### Task goal
In the entries below, count each line holding the word "record". Answer with the total alone.

### Excerpt from a dataset
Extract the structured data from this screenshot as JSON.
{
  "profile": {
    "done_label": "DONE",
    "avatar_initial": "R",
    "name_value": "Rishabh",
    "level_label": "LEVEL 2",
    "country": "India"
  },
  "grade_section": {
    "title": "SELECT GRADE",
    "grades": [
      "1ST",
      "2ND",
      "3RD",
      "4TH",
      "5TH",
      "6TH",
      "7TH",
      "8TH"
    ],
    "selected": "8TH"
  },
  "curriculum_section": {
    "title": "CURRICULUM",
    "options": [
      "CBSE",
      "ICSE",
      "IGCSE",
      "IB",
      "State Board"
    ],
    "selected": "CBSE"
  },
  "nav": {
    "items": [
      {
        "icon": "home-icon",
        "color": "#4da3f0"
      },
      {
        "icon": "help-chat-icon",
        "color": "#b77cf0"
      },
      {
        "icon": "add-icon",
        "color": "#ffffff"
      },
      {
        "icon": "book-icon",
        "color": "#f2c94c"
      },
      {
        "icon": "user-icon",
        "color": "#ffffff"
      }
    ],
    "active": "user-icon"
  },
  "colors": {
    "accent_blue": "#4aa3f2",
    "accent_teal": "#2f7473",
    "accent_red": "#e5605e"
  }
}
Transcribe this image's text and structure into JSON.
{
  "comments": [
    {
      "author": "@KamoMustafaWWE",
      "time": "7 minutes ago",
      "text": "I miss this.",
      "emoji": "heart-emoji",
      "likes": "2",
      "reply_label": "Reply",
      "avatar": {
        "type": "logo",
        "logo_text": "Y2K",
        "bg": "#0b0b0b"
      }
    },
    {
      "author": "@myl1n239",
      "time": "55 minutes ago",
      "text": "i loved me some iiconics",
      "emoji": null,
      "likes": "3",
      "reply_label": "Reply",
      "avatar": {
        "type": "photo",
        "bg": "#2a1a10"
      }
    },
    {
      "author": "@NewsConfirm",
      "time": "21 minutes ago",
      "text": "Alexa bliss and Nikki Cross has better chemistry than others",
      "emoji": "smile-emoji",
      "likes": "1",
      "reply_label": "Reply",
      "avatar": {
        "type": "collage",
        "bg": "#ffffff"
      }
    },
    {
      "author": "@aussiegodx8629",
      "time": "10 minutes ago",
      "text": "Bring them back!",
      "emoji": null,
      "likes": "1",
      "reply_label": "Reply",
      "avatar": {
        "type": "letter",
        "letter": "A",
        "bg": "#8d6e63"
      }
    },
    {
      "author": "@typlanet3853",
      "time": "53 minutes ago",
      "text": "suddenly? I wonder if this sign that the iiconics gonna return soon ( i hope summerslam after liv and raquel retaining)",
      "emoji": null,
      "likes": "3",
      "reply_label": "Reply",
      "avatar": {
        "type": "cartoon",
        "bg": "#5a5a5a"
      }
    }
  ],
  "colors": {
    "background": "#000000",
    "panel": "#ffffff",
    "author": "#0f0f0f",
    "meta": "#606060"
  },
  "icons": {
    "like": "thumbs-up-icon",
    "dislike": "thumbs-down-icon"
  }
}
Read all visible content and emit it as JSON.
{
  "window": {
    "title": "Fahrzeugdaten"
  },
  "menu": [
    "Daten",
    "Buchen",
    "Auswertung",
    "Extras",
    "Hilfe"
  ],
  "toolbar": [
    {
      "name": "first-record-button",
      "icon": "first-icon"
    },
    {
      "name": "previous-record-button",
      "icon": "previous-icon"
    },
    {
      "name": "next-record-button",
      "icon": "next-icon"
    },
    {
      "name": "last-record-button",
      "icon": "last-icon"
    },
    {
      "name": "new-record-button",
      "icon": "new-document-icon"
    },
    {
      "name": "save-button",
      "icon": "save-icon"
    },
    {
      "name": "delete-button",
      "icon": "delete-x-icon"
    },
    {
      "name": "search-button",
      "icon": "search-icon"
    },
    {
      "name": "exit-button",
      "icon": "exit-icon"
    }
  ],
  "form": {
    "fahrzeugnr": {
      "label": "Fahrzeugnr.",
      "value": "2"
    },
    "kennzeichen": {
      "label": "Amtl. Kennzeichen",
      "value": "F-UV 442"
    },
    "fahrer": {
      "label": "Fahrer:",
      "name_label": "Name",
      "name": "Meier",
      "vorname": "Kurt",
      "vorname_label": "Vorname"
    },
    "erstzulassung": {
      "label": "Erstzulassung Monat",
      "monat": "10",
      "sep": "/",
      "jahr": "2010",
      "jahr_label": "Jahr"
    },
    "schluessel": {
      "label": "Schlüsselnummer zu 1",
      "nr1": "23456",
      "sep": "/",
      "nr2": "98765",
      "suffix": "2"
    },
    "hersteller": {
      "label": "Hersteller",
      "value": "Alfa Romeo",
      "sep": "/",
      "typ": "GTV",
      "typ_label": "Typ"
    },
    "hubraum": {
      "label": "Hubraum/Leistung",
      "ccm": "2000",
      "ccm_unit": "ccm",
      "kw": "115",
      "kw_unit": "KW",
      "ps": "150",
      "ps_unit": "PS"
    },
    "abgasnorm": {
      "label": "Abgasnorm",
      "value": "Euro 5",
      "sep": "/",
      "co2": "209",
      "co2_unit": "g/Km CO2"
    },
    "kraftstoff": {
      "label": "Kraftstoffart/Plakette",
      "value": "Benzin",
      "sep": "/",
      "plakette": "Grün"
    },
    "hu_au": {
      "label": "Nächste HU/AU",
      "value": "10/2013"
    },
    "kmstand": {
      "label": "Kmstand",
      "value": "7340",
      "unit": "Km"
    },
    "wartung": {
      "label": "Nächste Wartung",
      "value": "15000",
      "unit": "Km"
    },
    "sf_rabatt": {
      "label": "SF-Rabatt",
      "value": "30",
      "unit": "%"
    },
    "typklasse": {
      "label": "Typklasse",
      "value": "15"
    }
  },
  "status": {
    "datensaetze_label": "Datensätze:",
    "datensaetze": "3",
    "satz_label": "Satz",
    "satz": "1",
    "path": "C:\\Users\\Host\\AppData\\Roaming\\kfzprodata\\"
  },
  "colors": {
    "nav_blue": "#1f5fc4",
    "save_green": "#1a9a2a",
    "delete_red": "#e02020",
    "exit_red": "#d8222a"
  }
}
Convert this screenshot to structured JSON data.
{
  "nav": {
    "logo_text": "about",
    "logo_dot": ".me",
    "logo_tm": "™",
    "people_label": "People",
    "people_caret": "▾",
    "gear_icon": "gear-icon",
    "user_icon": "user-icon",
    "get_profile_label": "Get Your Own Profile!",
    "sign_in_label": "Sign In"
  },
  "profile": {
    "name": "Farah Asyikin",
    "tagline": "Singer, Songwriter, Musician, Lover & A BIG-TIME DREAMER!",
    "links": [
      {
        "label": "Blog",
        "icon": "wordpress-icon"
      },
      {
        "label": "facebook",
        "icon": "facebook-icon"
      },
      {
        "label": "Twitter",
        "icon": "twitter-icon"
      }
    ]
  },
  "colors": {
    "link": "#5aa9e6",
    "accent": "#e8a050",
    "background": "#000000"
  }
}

### Task result
5